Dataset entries
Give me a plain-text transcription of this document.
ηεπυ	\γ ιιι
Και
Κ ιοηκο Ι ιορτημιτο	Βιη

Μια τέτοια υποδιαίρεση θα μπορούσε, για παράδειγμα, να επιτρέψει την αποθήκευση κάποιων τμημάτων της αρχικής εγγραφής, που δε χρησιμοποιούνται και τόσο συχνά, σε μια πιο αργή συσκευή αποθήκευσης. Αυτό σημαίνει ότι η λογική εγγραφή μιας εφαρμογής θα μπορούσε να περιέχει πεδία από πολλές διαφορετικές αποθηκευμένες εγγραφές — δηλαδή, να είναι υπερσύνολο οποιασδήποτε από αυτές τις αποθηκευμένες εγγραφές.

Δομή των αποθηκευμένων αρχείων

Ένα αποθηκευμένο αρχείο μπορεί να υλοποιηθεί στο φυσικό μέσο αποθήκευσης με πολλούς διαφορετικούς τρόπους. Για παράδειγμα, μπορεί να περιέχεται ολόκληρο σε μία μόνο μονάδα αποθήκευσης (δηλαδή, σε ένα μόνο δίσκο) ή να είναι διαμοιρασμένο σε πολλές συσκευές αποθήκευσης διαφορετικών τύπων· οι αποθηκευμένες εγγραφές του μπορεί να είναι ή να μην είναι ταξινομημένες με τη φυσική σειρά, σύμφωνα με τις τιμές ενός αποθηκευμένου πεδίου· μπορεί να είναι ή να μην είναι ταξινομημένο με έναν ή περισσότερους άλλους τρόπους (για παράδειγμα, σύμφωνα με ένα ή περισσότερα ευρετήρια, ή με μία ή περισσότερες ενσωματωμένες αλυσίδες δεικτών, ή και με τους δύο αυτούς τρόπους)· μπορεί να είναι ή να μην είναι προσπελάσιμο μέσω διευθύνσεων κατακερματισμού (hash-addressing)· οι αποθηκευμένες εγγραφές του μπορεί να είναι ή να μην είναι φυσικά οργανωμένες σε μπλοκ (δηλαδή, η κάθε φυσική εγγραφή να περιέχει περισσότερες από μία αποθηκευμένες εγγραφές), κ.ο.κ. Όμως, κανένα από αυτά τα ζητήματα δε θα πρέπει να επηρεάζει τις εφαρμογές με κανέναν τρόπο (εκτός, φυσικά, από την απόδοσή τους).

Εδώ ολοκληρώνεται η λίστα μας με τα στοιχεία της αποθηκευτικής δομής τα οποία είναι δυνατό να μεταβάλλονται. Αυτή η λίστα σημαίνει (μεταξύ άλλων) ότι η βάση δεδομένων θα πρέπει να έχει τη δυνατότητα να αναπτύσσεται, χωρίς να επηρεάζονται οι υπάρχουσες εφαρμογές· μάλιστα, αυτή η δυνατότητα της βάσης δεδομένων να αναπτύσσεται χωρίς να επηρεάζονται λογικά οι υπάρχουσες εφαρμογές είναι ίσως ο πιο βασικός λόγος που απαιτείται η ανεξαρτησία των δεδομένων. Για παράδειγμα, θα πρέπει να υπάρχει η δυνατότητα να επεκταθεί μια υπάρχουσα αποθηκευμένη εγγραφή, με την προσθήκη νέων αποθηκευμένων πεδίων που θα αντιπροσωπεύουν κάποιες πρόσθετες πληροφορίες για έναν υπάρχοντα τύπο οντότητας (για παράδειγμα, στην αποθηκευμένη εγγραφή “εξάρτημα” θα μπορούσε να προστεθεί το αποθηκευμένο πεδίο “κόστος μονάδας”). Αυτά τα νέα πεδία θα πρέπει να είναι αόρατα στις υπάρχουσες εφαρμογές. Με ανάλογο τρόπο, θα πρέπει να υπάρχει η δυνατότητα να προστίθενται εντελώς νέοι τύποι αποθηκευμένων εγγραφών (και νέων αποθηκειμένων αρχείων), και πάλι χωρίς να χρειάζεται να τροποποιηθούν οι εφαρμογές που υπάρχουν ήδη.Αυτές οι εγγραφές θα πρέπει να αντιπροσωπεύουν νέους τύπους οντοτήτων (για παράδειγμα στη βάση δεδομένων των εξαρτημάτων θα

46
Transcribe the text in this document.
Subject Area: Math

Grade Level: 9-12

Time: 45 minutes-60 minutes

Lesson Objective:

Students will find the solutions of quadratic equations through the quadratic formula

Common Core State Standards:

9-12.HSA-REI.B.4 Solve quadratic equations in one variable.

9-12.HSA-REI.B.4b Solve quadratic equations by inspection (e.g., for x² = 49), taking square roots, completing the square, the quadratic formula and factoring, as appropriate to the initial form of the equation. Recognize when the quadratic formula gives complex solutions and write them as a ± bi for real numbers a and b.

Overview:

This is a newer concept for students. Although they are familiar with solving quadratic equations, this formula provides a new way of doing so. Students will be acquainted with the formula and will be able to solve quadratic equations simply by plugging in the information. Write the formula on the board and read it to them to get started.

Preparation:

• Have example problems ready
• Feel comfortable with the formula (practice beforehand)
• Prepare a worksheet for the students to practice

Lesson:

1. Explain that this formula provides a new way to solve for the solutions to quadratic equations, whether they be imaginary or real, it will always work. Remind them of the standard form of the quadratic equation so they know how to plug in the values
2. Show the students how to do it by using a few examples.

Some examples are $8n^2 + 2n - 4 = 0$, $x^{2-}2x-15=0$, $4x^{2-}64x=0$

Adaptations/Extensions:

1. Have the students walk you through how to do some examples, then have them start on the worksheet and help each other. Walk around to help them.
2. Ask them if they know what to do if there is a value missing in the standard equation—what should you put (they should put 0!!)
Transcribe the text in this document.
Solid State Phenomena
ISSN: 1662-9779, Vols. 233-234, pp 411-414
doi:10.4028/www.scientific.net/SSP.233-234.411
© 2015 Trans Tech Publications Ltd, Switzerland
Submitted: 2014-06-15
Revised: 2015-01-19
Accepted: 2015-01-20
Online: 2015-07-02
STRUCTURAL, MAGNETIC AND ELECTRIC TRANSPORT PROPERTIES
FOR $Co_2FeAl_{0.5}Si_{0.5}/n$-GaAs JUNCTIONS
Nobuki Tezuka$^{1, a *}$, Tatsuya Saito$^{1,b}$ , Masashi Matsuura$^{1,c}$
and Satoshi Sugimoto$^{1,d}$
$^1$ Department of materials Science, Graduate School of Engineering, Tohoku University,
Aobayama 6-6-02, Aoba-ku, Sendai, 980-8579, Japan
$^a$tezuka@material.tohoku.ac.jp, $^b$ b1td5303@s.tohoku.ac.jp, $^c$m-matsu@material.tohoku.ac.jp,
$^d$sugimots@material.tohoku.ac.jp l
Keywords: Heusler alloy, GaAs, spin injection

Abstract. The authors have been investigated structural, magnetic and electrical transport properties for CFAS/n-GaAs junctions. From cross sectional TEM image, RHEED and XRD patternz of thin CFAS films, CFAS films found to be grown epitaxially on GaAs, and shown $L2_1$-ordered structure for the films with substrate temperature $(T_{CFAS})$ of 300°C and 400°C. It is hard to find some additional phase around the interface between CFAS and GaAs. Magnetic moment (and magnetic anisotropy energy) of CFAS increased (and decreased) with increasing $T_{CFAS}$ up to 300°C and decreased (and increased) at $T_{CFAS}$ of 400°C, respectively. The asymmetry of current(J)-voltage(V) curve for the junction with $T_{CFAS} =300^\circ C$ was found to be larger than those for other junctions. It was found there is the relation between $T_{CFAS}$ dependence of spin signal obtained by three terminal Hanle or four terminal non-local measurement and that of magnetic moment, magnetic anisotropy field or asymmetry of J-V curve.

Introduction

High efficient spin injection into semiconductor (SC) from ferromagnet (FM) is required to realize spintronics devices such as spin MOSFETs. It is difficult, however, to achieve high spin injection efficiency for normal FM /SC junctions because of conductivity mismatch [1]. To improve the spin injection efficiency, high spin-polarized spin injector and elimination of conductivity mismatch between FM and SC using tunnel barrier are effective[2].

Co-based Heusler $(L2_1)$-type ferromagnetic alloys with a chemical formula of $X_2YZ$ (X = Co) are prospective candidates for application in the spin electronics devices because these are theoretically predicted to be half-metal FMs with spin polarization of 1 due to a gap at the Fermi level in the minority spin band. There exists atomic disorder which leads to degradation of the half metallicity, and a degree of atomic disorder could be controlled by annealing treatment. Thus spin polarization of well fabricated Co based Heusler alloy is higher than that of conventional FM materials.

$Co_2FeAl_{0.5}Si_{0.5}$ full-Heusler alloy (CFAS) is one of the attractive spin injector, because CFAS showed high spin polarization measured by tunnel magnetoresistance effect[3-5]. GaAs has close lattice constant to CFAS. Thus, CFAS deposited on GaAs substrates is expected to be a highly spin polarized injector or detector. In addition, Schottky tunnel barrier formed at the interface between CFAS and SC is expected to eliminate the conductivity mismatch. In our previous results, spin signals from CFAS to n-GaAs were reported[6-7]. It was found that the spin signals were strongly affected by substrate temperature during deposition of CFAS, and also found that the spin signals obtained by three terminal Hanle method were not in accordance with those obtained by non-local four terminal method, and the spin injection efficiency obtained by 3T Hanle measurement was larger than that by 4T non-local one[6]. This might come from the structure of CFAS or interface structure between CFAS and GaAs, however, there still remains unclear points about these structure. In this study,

(EXERCISE)
Search the records for the word "worksheet". Copy every line that has it.

(SOLUTION FOR THIS PROBLEM)
• Prepare a worksheet for the students to practice
1. Have the students walk you through how to do some examples, then have them start on the worksheet and help each other. Walk around to help them.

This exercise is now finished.